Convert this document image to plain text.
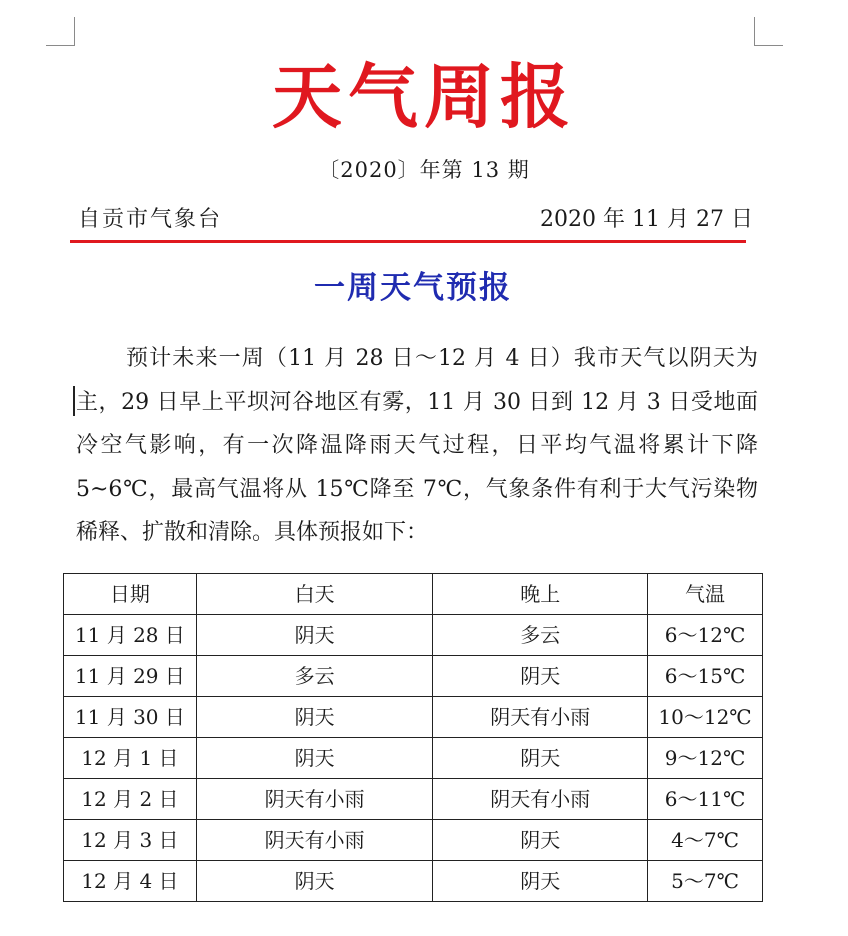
天气周报
〔2020〕年第 13 期
自贡市气象台	2020 年 11 月 27 日
一周天气预报

预计未来一周（11 月 28 日～12 月 4 日）我市天气以阴天为主，29 日早上平坝河谷地区有雾，11 月 30 日到 12 月 3 日受地面冷空气影响，有一次降温降雨天气过程，日平均气温将累计下降 5~6℃，最高气温将从 15℃降至 7℃，气象条件有利于大气污染物稀释、扩散和清除。具体预报如下：

日期	白天	晚上	气温
11 月 28 日	阴天	多云	6～12℃
11 月 29 日	多云	阴天	6～15℃
11 月 30 日	阴天	阴天有小雨	10～12℃
12 月 1 日	阴天	阴天	9～12℃
12 月 2 日	阴天有小雨	阴天有小雨	6～11℃
12 月 3 日	阴天有小雨	阴天	4～7℃
12 月 4 日	阴天	阴天	5～7℃
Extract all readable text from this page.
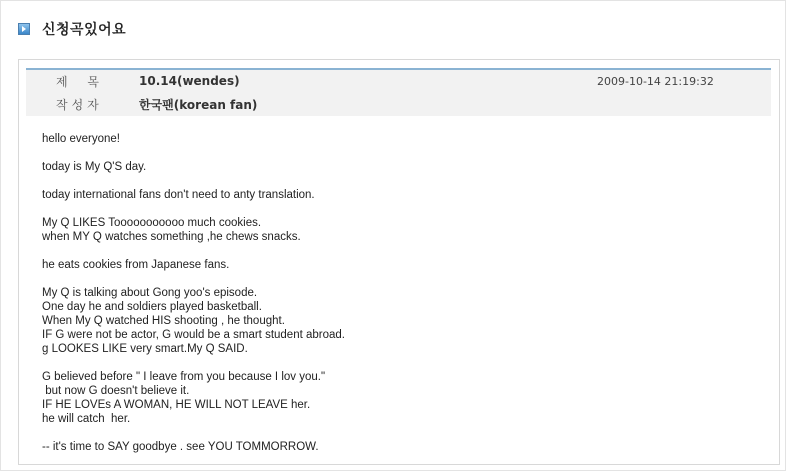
신청곡있어요
제 목	10.14(wendes)	2009-10-14 21:19:32
작성자	한국팬(korean fan)
hello everyone!
today is My Q'S day.
today international fans don't need to anty translation.
My Q LIKES Tooooooooooo much cookies.
when MY Q watches something ,he chews snacks.
he eats cookies from Japanese fans.
My Q is talking about Gong yoo's episode.
One day he and soldiers played basketball.
When My Q watched HIS shooting , he thought.
IF G were not be actor, G would be a smart student abroad.
g LOOKES LIKE very smart.My Q SAID.
G believed before " I leave from you because I lov you."
but now G doesn't believe it.
IF HE LOVEs A WOMAN, HE WILL NOT LEAVE her.
he will catch  her.
-- it's time to SAY goodbye . see YOU TOMMORROW.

→ Description of the task: Reproduce the entries above word for word. Pictures stay out.

→ Output:
Convert this document image to plain text.
天气周报
〔2020〕年第 13 期
自贡市气象台	2020 年 11 月 27 日
一周天气预报

预计未来一周（11 月 28 日～12 月 4 日）我市天气以阴天为主，29 日早上平坝河谷地区有雾，11 月 30 日到 12 月 3 日受地面冷空气影响，有一次降温降雨天气过程，日平均气温将累计下降 5~6℃，最高气温将从 15℃降至 7℃，气象条件有利于大气污染物稀释、扩散和清除。具体预报如下：

日期	白天	晚上	气温
11 月 28 日	阴天	多云	6～12℃
11 月 29 日	多云	阴天	6～15℃
11 月 30 日	阴天	阴天有小雨	10～12℃
12 月 1 日	阴天	阴天	9～12℃
12 月 2 日	阴天有小雨	阴天有小雨	6～11℃
12 月 3 日	阴天有小雨	阴天	4～7℃
12 月 4 日	阴天	阴天	5～7℃
Extract all readable text from this page.
신청곡있어요
제 목	10.14(wendes)	2009-10-14 21:19:32
작성자	한국팬(korean fan)
hello everyone!
today is My Q'S day.
today international fans don't need to anty translation.
My Q LIKES Tooooooooooo much cookies.
when MY Q watches something ,he chews snacks.
he eats cookies from Japanese fans.
My Q is talking about Gong yoo's episode.
One day he and soldiers played basketball.
When My Q watched HIS shooting , he thought.
IF G were not be actor, G would be a smart student abroad.
g LOOKES LIKE very smart.My Q SAID.
G believed before " I leave from you because I lov you."
but now G doesn't believe it.
IF HE LOVEs A WOMAN, HE WILL NOT LEAVE her.
he will catch  her.
-- it's time to SAY goodbye . see YOU TOMMORROW.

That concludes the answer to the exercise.